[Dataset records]
■ ■ ■ ■

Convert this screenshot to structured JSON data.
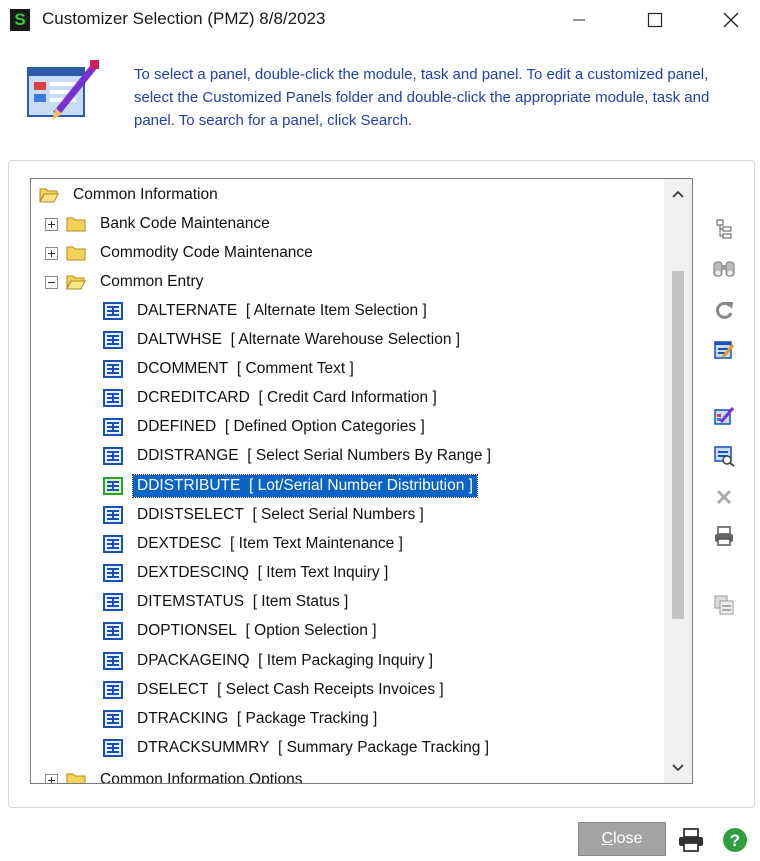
{
  "window": {
    "title": "Customizer Selection (PMZ) 8/8/2023",
    "app_icon_letter": "S",
    "controls": {
      "minimize": "minimize-icon",
      "maximize": "maximize-icon",
      "close": "close-icon"
    }
  },
  "banner": {
    "icon": "customizer-panel-icon",
    "text": "To select a panel, double-click the module, task and panel. To edit a customized panel, select the Customized Panels folder and double-click the appropriate module, task and panel. To search for a panel, click Search."
  },
  "tree": {
    "root": {
      "label": "Common Information",
      "expanded": true
    },
    "folders": [
      {
        "label": "Bank Code Maintenance",
        "expanded": false
      },
      {
        "label": "Commodity Code Maintenance",
        "expanded": false
      },
      {
        "label": "Common Entry",
        "expanded": true
      }
    ],
    "panels": [
      {
        "name": "DALTERNATE",
        "desc": "[ Alternate Item Selection ]"
      },
      {
        "name": "DALTWHSE",
        "desc": "[ Alternate Warehouse Selection ]"
      },
      {
        "name": "DCOMMENT",
        "desc": "[ Comment Text ]"
      },
      {
        "name": "DCREDITCARD",
        "desc": "[ Credit Card Information ]"
      },
      {
        "name": "DDEFINED",
        "desc": "[ Defined Option Categories ]"
      },
      {
        "name": "DDISTRANGE",
        "desc": "[ Select Serial Numbers By Range ]"
      },
      {
        "name": "DDISTRIBUTE",
        "desc": "[ Lot/Serial Number Distribution ]"
      },
      {
        "name": "DDISTSELECT",
        "desc": "[ Select Serial Numbers ]"
      },
      {
        "name": "DEXTDESC",
        "desc": "[ Item Text Maintenance ]"
      },
      {
        "name": "DEXTDESCINQ",
        "desc": "[ Item Text Inquiry ]"
      },
      {
        "name": "DITEMSTATUS",
        "desc": "[ Item Status ]"
      },
      {
        "name": "DOPTIONSEL",
        "desc": "[ Option Selection ]"
      },
      {
        "name": "DPACKAGEINQ",
        "desc": "[ Item Packaging Inquiry ]"
      },
      {
        "name": "DSELECT",
        "desc": "[ Select Cash Receipts Invoices ]"
      },
      {
        "name": "DTRACKING",
        "desc": "[ Package Tracking ]"
      },
      {
        "name": "DTRACKSUMMRY",
        "desc": "[ Summary Package Tracking ]"
      }
    ],
    "selected_panel": "DDISTRIBUTE",
    "partial_next_folder": "Common Information Options"
  },
  "toolbar_icons": [
    "tree-view-icon",
    "search-binoculars-icon",
    "refresh-icon",
    "edit-panel-icon",
    "customize-panel-icon",
    "preview-panel-icon",
    "delete-icon",
    "print-icon",
    "copy-panel-icon"
  ],
  "footer": {
    "close_label_underlined": "C",
    "close_label_rest": "lose",
    "print_icon": "printer-icon",
    "help_icon": "help-icon"
  },
  "colors": {
    "banner_text": "#1f3fb5",
    "selection": "#0a64c8",
    "folder": "#f5d25a"
  }
}
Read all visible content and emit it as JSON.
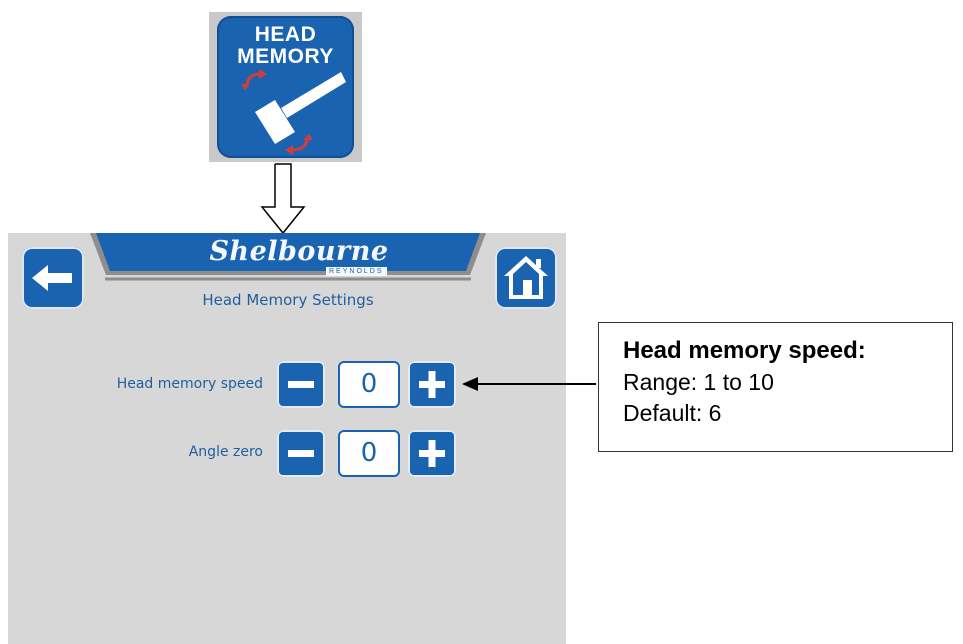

■ ■ ■ ■

Work out how many lines in the records above contain the word "Serial", and give only that number.

3